▸ WHAT YOU NEED TO DO: Only the pictures are to be left out; set down the rest of the records exactly.

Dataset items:
— Start —
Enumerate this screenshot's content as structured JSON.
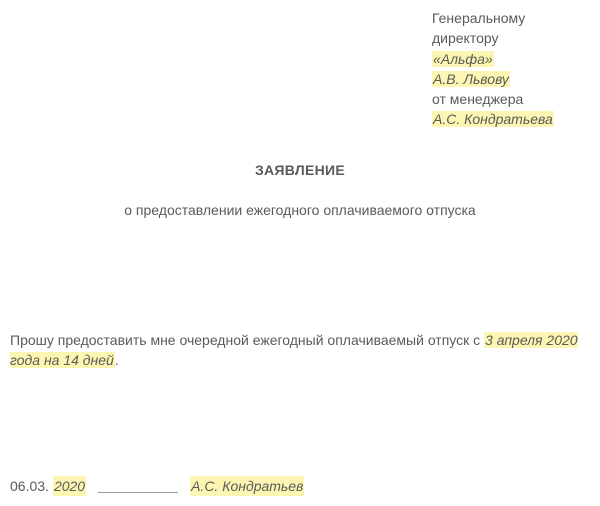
{
  "header": {
    "to_line": "Генеральному директору",
    "company": "«Альфа»",
    "to_name": "А.В. Львову",
    "from_line": "от менеджера",
    "from_name": "А.С. Кондратьева"
  },
  "title": "ЗАЯВЛЕНИЕ",
  "subtitle": "о предоставлении ежегодного оплачиваемого отпуска",
  "body": {
    "prefix": " Прошу предоставить мне очередной ежегодный оплачиваемый отпуск с ",
    "highlight": "3 апреля 2020 года на 14 дней",
    "suffix": "."
  },
  "footer": {
    "date_prefix": "06.03.",
    "date_year": "2020",
    "signature_name": "А.С. Кондратьев"
  }
}
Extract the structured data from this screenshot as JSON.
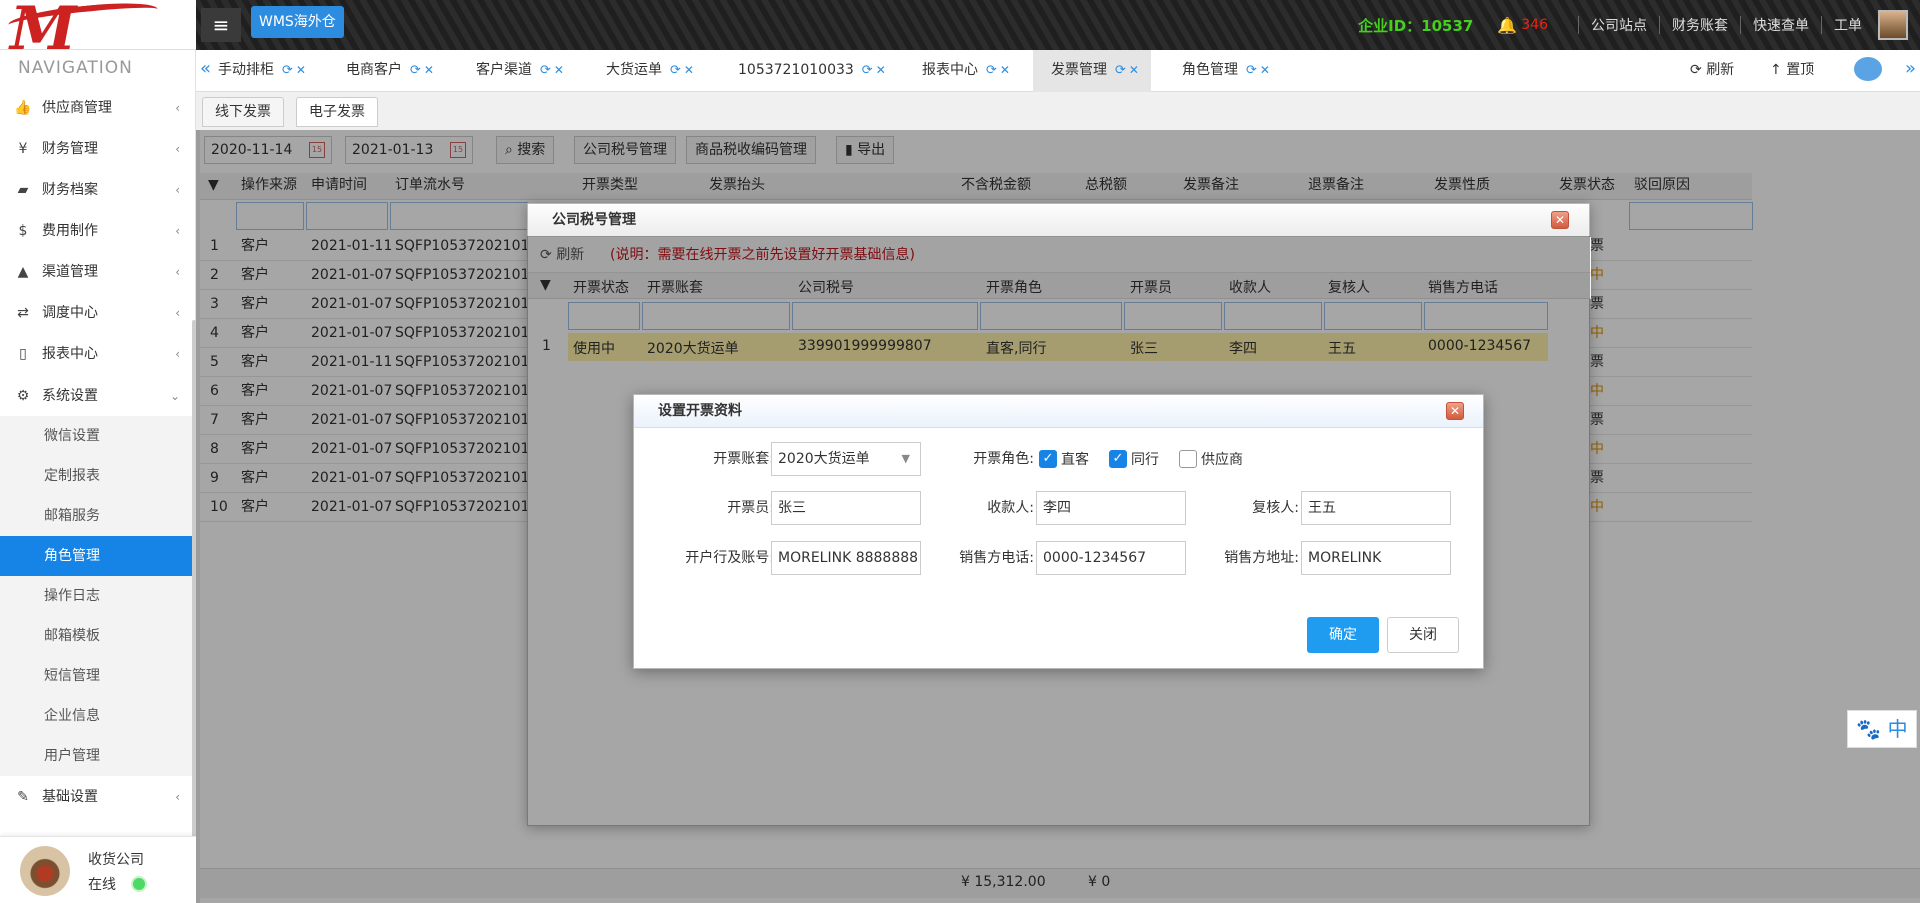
— End —
▸ EXERCISE SOLUTION:
Enumerate this screenshot's content as structured JSON.
{
  "header": {
    "to_line": "Генеральному директору",
    "company": "«Альфа»",
    "to_name": "А.В. Львову",
    "from_line": "от менеджера",
    "from_name": "А.С. Кондратьева"
  },
  "title": "ЗАЯВЛЕНИЕ",
  "subtitle": "о предоставлении ежегодного оплачиваемого отпуска",
  "body": {
    "prefix": " Прошу предоставить мне очередной ежегодный оплачиваемый отпуск с ",
    "highlight": "3 апреля 2020 года на 14 дней",
    "suffix": "."
  },
  "footer": {
    "date_prefix": "06.03.",
    "date_year": "2020",
    "signature_name": "А.С. Кондратьев"
  }
}
Extract the structured data from this screenshot as JSON.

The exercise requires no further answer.